• Goal: Within the material below, find each line bearing the word "plain" and present it.

Stored records
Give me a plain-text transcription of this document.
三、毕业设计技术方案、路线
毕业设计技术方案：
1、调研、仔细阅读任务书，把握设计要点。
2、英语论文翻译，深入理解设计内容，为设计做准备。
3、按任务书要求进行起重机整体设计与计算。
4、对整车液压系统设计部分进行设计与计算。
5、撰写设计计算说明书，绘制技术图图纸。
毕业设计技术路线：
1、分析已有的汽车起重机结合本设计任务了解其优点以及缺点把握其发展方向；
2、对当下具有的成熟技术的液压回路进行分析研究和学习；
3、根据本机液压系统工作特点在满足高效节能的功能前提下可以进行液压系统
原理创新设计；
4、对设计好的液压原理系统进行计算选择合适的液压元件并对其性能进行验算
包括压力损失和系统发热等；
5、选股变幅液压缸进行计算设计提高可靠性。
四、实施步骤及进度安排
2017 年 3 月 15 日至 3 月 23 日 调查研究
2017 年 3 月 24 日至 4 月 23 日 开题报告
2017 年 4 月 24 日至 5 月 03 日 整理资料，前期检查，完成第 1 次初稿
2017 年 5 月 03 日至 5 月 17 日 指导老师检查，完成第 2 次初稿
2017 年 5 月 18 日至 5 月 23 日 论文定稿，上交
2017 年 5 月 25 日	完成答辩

---

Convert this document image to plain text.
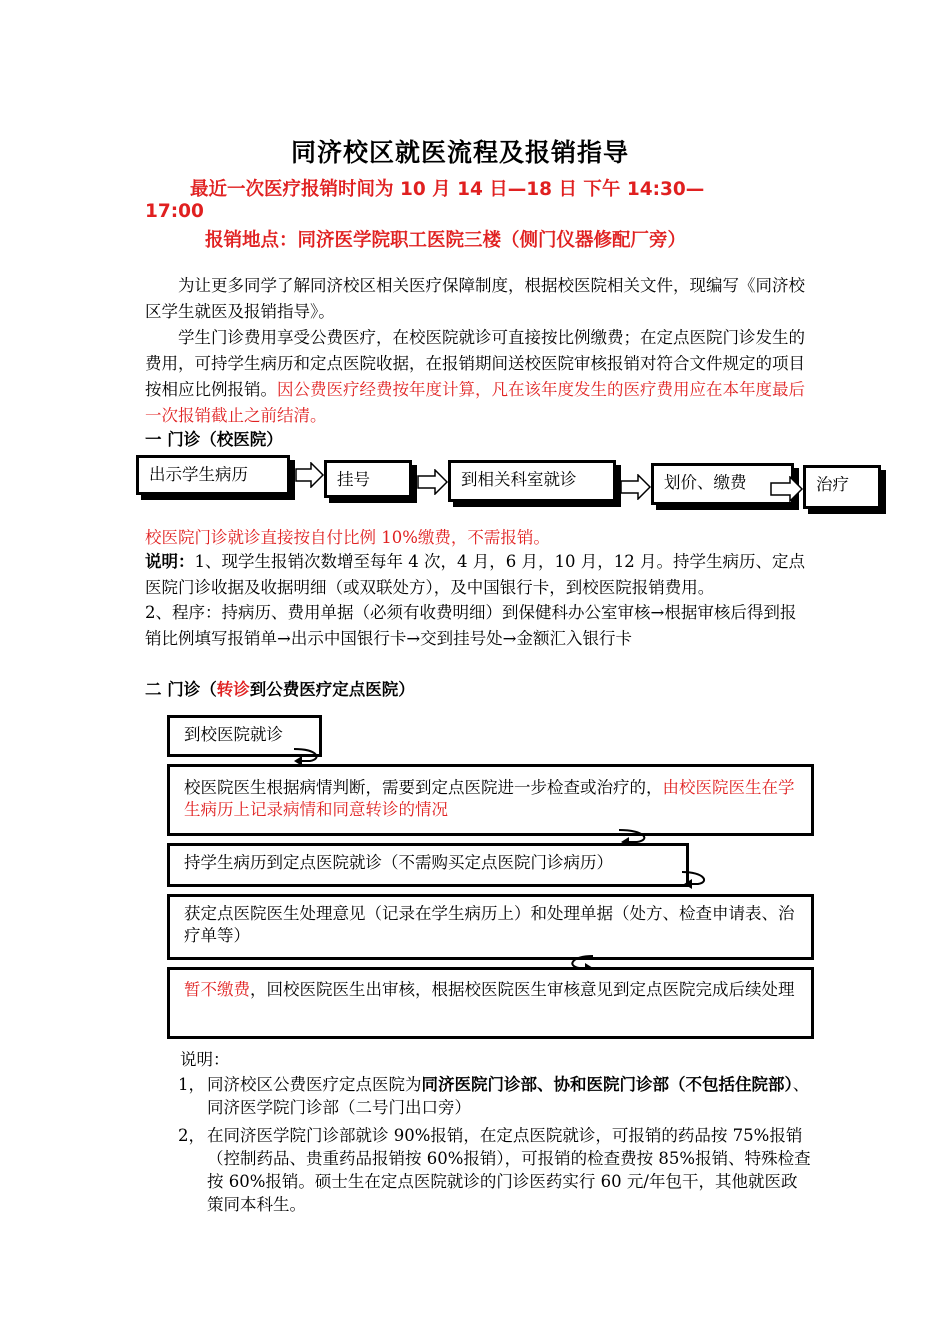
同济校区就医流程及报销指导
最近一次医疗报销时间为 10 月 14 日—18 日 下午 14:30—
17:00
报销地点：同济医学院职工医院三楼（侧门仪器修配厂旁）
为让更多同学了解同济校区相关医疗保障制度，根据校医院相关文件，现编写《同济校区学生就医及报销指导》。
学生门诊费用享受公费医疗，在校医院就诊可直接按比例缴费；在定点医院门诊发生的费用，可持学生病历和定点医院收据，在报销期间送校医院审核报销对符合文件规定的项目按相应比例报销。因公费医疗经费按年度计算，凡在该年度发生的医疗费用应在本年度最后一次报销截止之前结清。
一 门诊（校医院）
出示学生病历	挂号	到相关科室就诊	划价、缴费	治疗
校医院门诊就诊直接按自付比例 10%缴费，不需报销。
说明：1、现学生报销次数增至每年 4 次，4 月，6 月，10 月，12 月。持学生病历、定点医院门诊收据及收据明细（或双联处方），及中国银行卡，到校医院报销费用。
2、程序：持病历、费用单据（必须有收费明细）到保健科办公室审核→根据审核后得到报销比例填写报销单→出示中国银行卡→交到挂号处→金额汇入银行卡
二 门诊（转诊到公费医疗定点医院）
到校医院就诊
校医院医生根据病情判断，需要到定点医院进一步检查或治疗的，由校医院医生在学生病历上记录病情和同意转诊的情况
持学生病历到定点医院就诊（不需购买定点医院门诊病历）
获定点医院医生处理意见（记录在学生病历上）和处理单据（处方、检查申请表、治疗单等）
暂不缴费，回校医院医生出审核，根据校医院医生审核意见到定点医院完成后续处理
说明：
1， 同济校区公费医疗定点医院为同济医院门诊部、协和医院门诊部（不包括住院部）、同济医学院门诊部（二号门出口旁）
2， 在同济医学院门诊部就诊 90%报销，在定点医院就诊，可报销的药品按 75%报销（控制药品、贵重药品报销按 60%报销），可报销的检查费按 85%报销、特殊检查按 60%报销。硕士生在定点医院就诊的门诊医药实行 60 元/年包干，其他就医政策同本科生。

• Complete answer:
Give me a plain-text transcription of this document.
Convert this document image to plain text.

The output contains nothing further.